What is asked: Only the pictures are left out: repeat the rest of the entries exactly.

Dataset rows
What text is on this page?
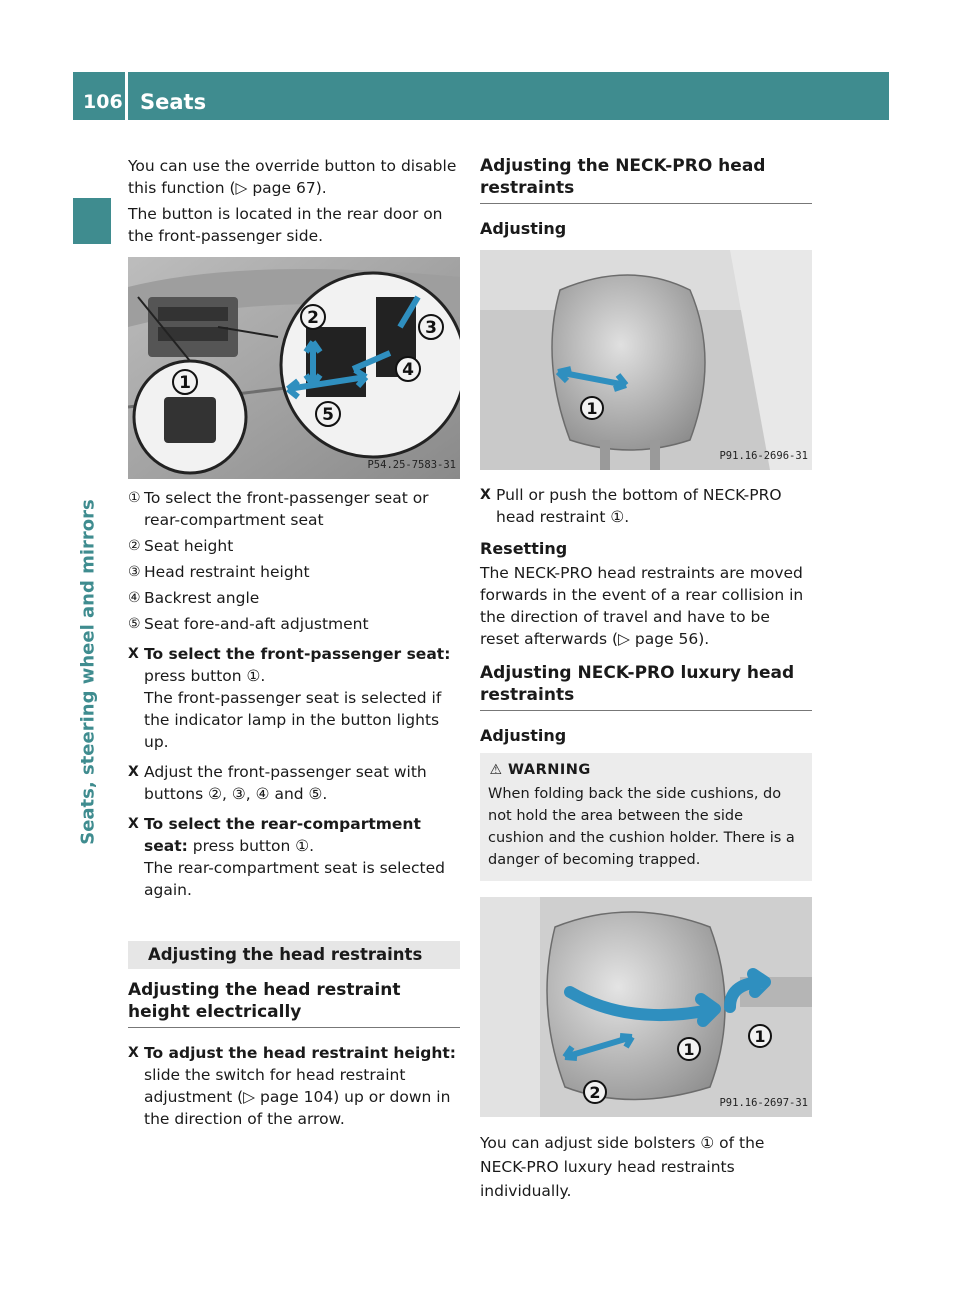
106 Seats
Seats, steering wheel and mirrors

You can use the override button to disable this function (▷ page 67).

The button is located in the rear door on the front-passenger side.

2	3
4
5
1
P54.25-7583-31
① To select the front-passenger seat or rear-compartment seat
② Seat height
③ Head restraint height
④ Backrest angle
⑤ Seat fore-and-aft adjustment
X To select the front-passenger seat: press button ①.
The front-passenger seat is selected if the indicator lamp in the button lights up.
X Adjust the front-passenger seat with buttons ②, ③, ④ and ⑤.
X To select the rear-compartment seat: press button ①.
The rear-compartment seat is selected again.
Adjusting the head restraints
Adjusting the head restraint height electrically
X To adjust the head restraint height: slide the switch for head restraint adjustment (▷ page 104) up or down in the direction of the arrow.
Adjusting the NECK-PRO head restraints
Adjusting
1
P91.16-2696-31
X Pull or push the bottom of NECK-PRO head restraint ①.
Resetting

The NECK-PRO head restraints are moved forwards in the event of a rear collision in the direction of travel and have to be reset afterwards (▷ page 56).

Adjusting NECK-PRO luxury head restraints
Adjusting
⚠ WARNING
When folding back the side cushions, do not hold the area between the side cushion and the cushion holder. There is a danger of becoming trapped.
1
1
2
P91.16-2697-31

You can adjust side bolsters ① of the NECK-PRO luxury head restraints individually.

The solution:
What text is on this page?
106 Seats
Seats, steering wheel and mirrors

You can use the override button to disable this function (▷ page 67).

The button is located in the rear door on the front-passenger side.

2	3
4
5
1
P54.25-7583-31
① To select the front-passenger seat or rear-compartment seat
② Seat height
③ Head restraint height
④ Backrest angle
⑤ Seat fore-and-aft adjustment
X To select the front-passenger seat: press button ①.
The front-passenger seat is selected if the indicator lamp in the button lights up.
X Adjust the front-passenger seat with buttons ②, ③, ④ and ⑤.
X To select the rear-compartment seat: press button ①.
The rear-compartment seat is selected again.
Adjusting the head restraints
Adjusting the head restraint height electrically
X To adjust the head restraint height: slide the switch for head restraint adjustment (▷ page 104) up or down in the direction of the arrow.
Adjusting the NECK-PRO head restraints
Adjusting
1
P91.16-2696-31
X Pull or push the bottom of NECK-PRO head restraint ①.
Resetting

The NECK-PRO head restraints are moved forwards in the event of a rear collision in the direction of travel and have to be reset afterwards (▷ page 56).

Adjusting NECK-PRO luxury head restraints
Adjusting
⚠ WARNING
When folding back the side cushions, do not hold the area between the side cushion and the cushion holder. There is a danger of becoming trapped.
1
1
2
P91.16-2697-31

You can adjust side bolsters ① of the NECK-PRO luxury head restraints individually.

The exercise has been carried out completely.